» **Directions for this task**: Return each line of the data below exactly, omitting any pictures.

(Data entries)
· · · ·

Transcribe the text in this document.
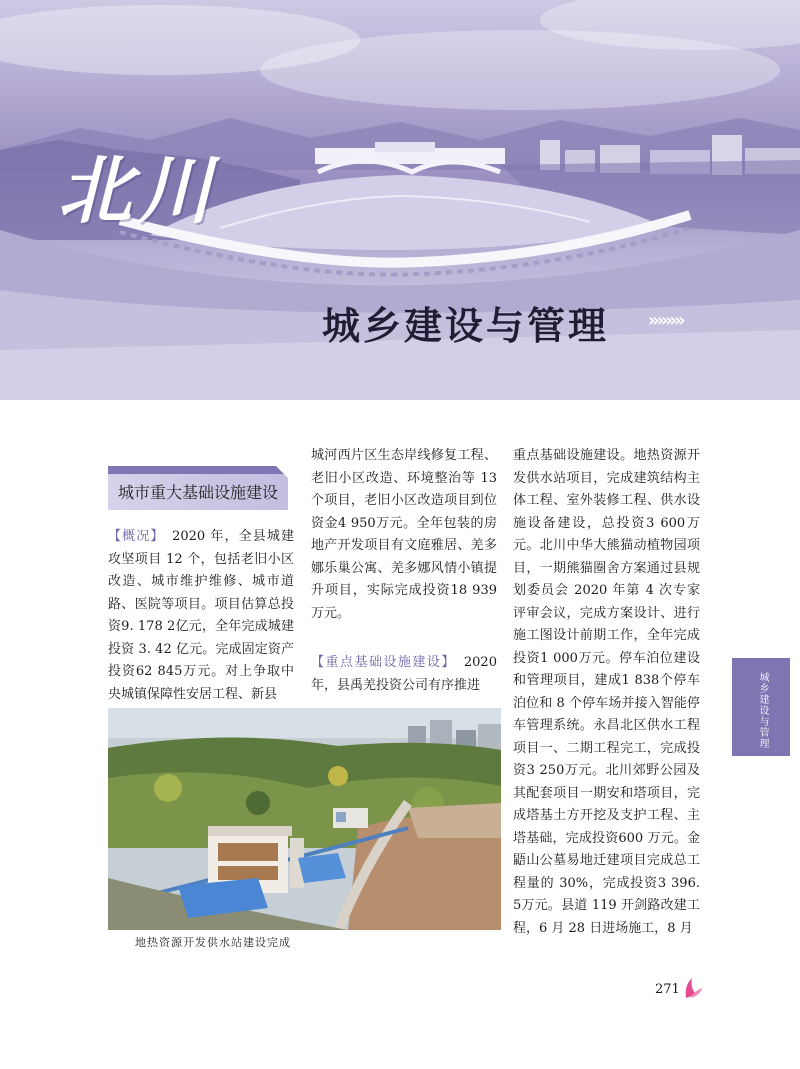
北川
城乡建设与管理 »»»»
城市重大基础设施建设

【概况】　 2020 年，全县城建攻坚项目 12 个，包括老旧小区改造、城市维护维修、城市道路、医院等项目。项目估算总投资9. 178 2亿元，全年完成城建投资 3. 42 亿元。完成固定资产投资62 845万元。对上争取中央城镇保障性安居工程、新县

城河西片区生态岸线修复工程、老旧小区改造、环境整治等 13 个项目，老旧小区改造项目到位资金4 950万元。全年包装的房地产开发项目有文庭雅居、羌多娜乐巢公寓、羌多娜风情小镇提升项目，实际完成投资18 939万元。

【重点基础设施建设】　 2020 年，县禹羌投资公司有序推进

重点基础设施建设。地热资源开发供水站项目，完成建筑结构主体工程、室外装修工程、供水设施设备建设，总投资3 600万元。北川中华大熊猫动植物园项目，一期熊猫圈舍方案通过县规划委员会 2020 年第 4 次专家评审会议，完成方案设计、进行施工图设计前期工作，全年完成投资1 000万元。停车泊位建设和管理项目，建成1 838个停车泊位和 8 个停车场并接入智能停车管理系统。永昌北区供水工程项目一、二期工程完工，完成投资3 250万元。北川郊野公园及其配套项目一期安和塔项目，完成塔基土方开挖及支护工程、主塔基础，完成投资600 万元。金鼯山公墓易地迁建项目完成总工程量的 30%，完成投资3 396. 5万元。县道 119 开剑路改建工程，6 月 28 日进场施工，8 月

地热资源开发供水站建设完成
城乡建设与管理
271
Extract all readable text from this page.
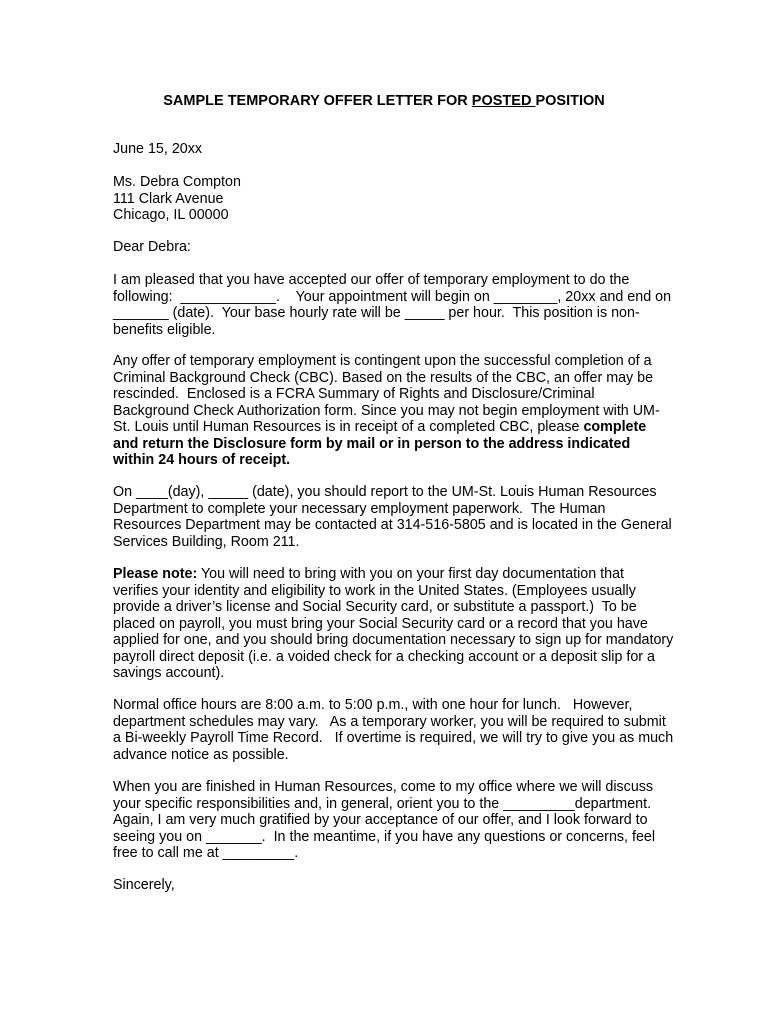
SAMPLE TEMPORARY OFFER LETTER FOR POSTED POSITION
June 15, 20xx
Ms. Debra Compton
111 Clark Avenue
Chicago, IL 00000
Dear Debra:
I am pleased that you have accepted our offer of temporary employment to do the
following:  ____________.    Your appointment will begin on ________, 20xx and end on
_______ (date).  Your base hourly rate will be _____ per hour.  This position is non-
benefits eligible.
Any offer of temporary employment is contingent upon the successful completion of a
Criminal Background Check (CBC). Based on the results of the CBC, an offer may be
rescinded.  Enclosed is a FCRA Summary of Rights and Disclosure/Criminal
Background Check Authorization form. Since you may not begin employment with UM-
St. Louis until Human Resources is in receipt of a completed CBC, please complete
and return the Disclosure form by mail or in person to the address indicated
within 24 hours of receipt.
On ____(day), _____ (date), you should report to the UM-St. Louis Human Resources
Department to complete your necessary employment paperwork.  The Human
Resources Department may be contacted at 314-516-5805 and is located in the General
Services Building, Room 211.
Please note: You will need to bring with you on your first day documentation that
verifies your identity and eligibility to work in the United States. (Employees usually
provide a driver’s license and Social Security card, or substitute a passport.)  To be
placed on payroll, you must bring your Social Security card or a record that you have
applied for one, and you should bring documentation necessary to sign up for mandatory
payroll direct deposit (i.e. a voided check for a checking account or a deposit slip for a
savings account).
Normal office hours are 8:00 a.m. to 5:00 p.m., with one hour for lunch.   However,
department schedules may vary.   As a temporary worker, you will be required to submit
a Bi-weekly Payroll Time Record.   If overtime is required, we will try to give you as much
advance notice as possible.
When you are finished in Human Resources, come to my office where we will discuss
your specific responsibilities and, in general, orient you to the _________department.
Again, I am very much gratified by your acceptance of our offer, and I look forward to
seeing you on _______.  In the meantime, if you have any questions or concerns, feel
free to call me at _________.
Sincerely,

· · · ·

» **Reply to the task**:
Transcribe the text in this document.
北川
城乡建设与管理 »»»»
城市重大基础设施建设

【概况】　 2020 年，全县城建攻坚项目 12 个，包括老旧小区改造、城市维护维修、城市道路、医院等项目。项目估算总投资9. 178 2亿元，全年完成城建投资 3. 42 亿元。完成固定资产投资62 845万元。对上争取中央城镇保障性安居工程、新县

城河西片区生态岸线修复工程、老旧小区改造、环境整治等 13 个项目，老旧小区改造项目到位资金4 950万元。全年包装的房地产开发项目有文庭雅居、羌多娜乐巢公寓、羌多娜风情小镇提升项目，实际完成投资18 939万元。

【重点基础设施建设】　 2020 年，县禹羌投资公司有序推进

重点基础设施建设。地热资源开发供水站项目，完成建筑结构主体工程、室外装修工程、供水设施设备建设，总投资3 600万元。北川中华大熊猫动植物园项目，一期熊猫圈舍方案通过县规划委员会 2020 年第 4 次专家评审会议，完成方案设计、进行施工图设计前期工作，全年完成投资1 000万元。停车泊位建设和管理项目，建成1 838个停车泊位和 8 个停车场并接入智能停车管理系统。永昌北区供水工程项目一、二期工程完工，完成投资3 250万元。北川郊野公园及其配套项目一期安和塔项目，完成塔基土方开挖及支护工程、主塔基础，完成投资600 万元。金鼯山公墓易地迁建项目完成总工程量的 30%，完成投资3 396. 5万元。县道 119 开剑路改建工程，6 月 28 日进场施工，8 月

地热资源开发供水站建设完成
城乡建设与管理
271
Extract all readable text from this page.
SAMPLE TEMPORARY OFFER LETTER FOR POSTED POSITION
June 15, 20xx
Ms. Debra Compton
111 Clark Avenue
Chicago, IL 00000
Dear Debra:
I am pleased that you have accepted our offer of temporary employment to do the
following:  ____________.    Your appointment will begin on ________, 20xx and end on
_______ (date).  Your base hourly rate will be _____ per hour.  This position is non-
benefits eligible.
Any offer of temporary employment is contingent upon the successful completion of a
Criminal Background Check (CBC). Based on the results of the CBC, an offer may be
rescinded.  Enclosed is a FCRA Summary of Rights and Disclosure/Criminal
Background Check Authorization form. Since you may not begin employment with UM-
St. Louis until Human Resources is in receipt of a completed CBC, please complete
and return the Disclosure form by mail or in person to the address indicated
within 24 hours of receipt.
On ____(day), _____ (date), you should report to the UM-St. Louis Human Resources
Department to complete your necessary employment paperwork.  The Human
Resources Department may be contacted at 314-516-5805 and is located in the General
Services Building, Room 211.
Please note: You will need to bring with you on your first day documentation that
verifies your identity and eligibility to work in the United States. (Employees usually
provide a driver’s license and Social Security card, or substitute a passport.)  To be
placed on payroll, you must bring your Social Security card or a record that you have
applied for one, and you should bring documentation necessary to sign up for mandatory
payroll direct deposit (i.e. a voided check for a checking account or a deposit slip for a
savings account).
Normal office hours are 8:00 a.m. to 5:00 p.m., with one hour for lunch.   However,
department schedules may vary.   As a temporary worker, you will be required to submit
a Bi-weekly Payroll Time Record.   If overtime is required, we will try to give you as much
advance notice as possible.
When you are finished in Human Resources, come to my office where we will discuss
your specific responsibilities and, in general, orient you to the _________department.
Again, I am very much gratified by your acceptance of our offer, and I look forward to
seeing you on _______.  In the meantime, if you have any questions or concerns, feel
free to call me at _________.
Sincerely,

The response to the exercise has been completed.